** Start of Data **

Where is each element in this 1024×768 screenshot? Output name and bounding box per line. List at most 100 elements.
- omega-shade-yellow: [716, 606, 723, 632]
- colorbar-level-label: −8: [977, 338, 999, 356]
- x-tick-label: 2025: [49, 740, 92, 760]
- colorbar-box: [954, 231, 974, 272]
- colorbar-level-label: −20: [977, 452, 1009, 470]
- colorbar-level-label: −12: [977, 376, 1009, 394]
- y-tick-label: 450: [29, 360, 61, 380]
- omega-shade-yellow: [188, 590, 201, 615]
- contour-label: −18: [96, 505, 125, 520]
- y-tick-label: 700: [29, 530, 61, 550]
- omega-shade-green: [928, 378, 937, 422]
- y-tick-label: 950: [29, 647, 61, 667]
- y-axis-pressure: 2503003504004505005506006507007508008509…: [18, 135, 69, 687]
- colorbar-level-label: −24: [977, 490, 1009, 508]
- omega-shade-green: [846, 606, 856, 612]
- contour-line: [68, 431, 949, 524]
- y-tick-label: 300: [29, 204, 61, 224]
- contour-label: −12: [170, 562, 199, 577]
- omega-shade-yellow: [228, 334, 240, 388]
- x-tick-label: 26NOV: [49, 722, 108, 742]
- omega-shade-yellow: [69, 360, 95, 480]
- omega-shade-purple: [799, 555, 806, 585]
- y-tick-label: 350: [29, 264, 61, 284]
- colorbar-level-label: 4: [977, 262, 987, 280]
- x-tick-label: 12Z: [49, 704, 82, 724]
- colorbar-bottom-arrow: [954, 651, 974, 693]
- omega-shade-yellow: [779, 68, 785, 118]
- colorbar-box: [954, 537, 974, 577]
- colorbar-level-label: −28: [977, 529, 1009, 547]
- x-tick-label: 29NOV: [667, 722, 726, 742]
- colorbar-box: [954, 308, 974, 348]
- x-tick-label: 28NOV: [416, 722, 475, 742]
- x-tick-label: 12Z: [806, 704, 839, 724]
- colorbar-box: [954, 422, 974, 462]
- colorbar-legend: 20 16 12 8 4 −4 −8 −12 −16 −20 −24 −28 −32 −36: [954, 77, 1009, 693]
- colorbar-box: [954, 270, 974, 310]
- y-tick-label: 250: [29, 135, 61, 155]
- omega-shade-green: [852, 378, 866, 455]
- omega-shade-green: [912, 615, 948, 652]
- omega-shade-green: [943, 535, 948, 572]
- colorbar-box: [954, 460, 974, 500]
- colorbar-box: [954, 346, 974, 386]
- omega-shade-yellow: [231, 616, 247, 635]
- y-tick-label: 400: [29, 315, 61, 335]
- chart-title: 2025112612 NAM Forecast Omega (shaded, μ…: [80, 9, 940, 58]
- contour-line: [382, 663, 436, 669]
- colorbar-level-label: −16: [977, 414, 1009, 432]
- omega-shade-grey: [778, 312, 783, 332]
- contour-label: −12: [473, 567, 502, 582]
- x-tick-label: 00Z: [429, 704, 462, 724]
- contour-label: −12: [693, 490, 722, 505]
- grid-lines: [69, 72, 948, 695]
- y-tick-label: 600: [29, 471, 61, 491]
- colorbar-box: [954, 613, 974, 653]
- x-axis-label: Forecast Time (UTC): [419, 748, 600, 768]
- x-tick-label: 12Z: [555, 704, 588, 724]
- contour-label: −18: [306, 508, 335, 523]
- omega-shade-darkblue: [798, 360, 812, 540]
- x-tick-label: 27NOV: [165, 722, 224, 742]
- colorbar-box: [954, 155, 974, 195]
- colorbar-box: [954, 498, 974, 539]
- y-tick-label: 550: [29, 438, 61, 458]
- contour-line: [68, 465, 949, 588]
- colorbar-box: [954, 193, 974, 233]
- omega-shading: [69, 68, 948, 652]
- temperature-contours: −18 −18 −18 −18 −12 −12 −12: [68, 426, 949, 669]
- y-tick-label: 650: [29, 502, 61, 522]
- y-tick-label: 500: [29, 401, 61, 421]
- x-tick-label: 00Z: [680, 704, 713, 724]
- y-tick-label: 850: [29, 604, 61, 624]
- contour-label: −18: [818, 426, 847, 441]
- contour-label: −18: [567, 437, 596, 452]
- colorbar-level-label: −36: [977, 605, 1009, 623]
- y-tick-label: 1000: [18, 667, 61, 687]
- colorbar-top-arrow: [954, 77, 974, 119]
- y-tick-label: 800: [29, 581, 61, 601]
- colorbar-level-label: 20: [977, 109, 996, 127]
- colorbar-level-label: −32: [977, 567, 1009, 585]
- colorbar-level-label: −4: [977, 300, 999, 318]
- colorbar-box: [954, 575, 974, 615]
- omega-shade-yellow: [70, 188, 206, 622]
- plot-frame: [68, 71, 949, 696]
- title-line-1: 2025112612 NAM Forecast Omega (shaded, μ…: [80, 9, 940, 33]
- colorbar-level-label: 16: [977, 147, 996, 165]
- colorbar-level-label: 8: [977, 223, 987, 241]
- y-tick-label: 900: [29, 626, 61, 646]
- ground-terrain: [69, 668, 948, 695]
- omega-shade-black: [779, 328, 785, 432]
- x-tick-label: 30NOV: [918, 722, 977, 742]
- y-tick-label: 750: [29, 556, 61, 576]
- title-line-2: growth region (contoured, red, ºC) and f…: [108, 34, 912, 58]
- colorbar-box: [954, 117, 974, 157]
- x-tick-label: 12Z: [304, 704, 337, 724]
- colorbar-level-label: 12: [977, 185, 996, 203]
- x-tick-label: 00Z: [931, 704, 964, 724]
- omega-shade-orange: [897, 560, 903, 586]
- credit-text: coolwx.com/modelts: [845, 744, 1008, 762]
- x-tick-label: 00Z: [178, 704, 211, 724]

** End of Data **

Copy the entries word for word, from the first line through the line containing "- contour-line: [382, 663, 436, 669]", including both of those lines.

_Task solution_
Where is each element in this 1024×768 screenshot? Output name and bounding box per line. List at most 100 elements.
- omega-shade-yellow: [716, 606, 723, 632]
- colorbar-level-label: −8: [977, 338, 999, 356]
- x-tick-label: 2025: [49, 740, 92, 760]
- colorbar-box: [954, 231, 974, 272]
- colorbar-level-label: −20: [977, 452, 1009, 470]
- colorbar-level-label: −12: [977, 376, 1009, 394]
- y-tick-label: 450: [29, 360, 61, 380]
- omega-shade-yellow: [188, 590, 201, 615]
- contour-label: −18: [96, 505, 125, 520]
- y-tick-label: 700: [29, 530, 61, 550]
- omega-shade-green: [928, 378, 937, 422]
- y-tick-label: 950: [29, 647, 61, 667]
- y-axis-pressure: 2503003504004505005506006507007508008509…: [18, 135, 69, 687]
- colorbar-level-label: −24: [977, 490, 1009, 508]
- omega-shade-green: [846, 606, 856, 612]
- contour-line: [68, 431, 949, 524]
- y-tick-label: 300: [29, 204, 61, 224]
- contour-label: −12: [170, 562, 199, 577]
- omega-shade-yellow: [228, 334, 240, 388]
- x-tick-label: 26NOV: [49, 722, 108, 742]
- omega-shade-yellow: [69, 360, 95, 480]
- omega-shade-purple: [799, 555, 806, 585]
- y-tick-label: 350: [29, 264, 61, 284]
- colorbar-level-label: 4: [977, 262, 987, 280]
- x-tick-label: 12Z: [49, 704, 82, 724]
- colorbar-bottom-arrow: [954, 651, 974, 693]
- omega-shade-yellow: [779, 68, 785, 118]
- colorbar-box: [954, 537, 974, 577]
- colorbar-level-label: −28: [977, 529, 1009, 547]
- x-tick-label: 29NOV: [667, 722, 726, 742]
- colorbar-box: [954, 308, 974, 348]
- x-tick-label: 28NOV: [416, 722, 475, 742]
- x-tick-label: 12Z: [806, 704, 839, 724]
- colorbar-box: [954, 422, 974, 462]
- colorbar-legend: 20 16 12 8 4 −4 −8 −12 −16 −20 −24 −28 −32 −36: [954, 77, 1009, 693]
- colorbar-box: [954, 270, 974, 310]
- y-tick-label: 250: [29, 135, 61, 155]
- omega-shade-green: [852, 378, 866, 455]
- omega-shade-green: [912, 615, 948, 652]
- omega-shade-green: [943, 535, 948, 572]
- colorbar-box: [954, 460, 974, 500]
- colorbar-box: [954, 346, 974, 386]
- omega-shade-yellow: [231, 616, 247, 635]
- y-tick-label: 400: [29, 315, 61, 335]
- chart-title: 2025112612 NAM Forecast Omega (shaded, μ…: [80, 9, 940, 58]
- contour-line: [382, 663, 436, 669]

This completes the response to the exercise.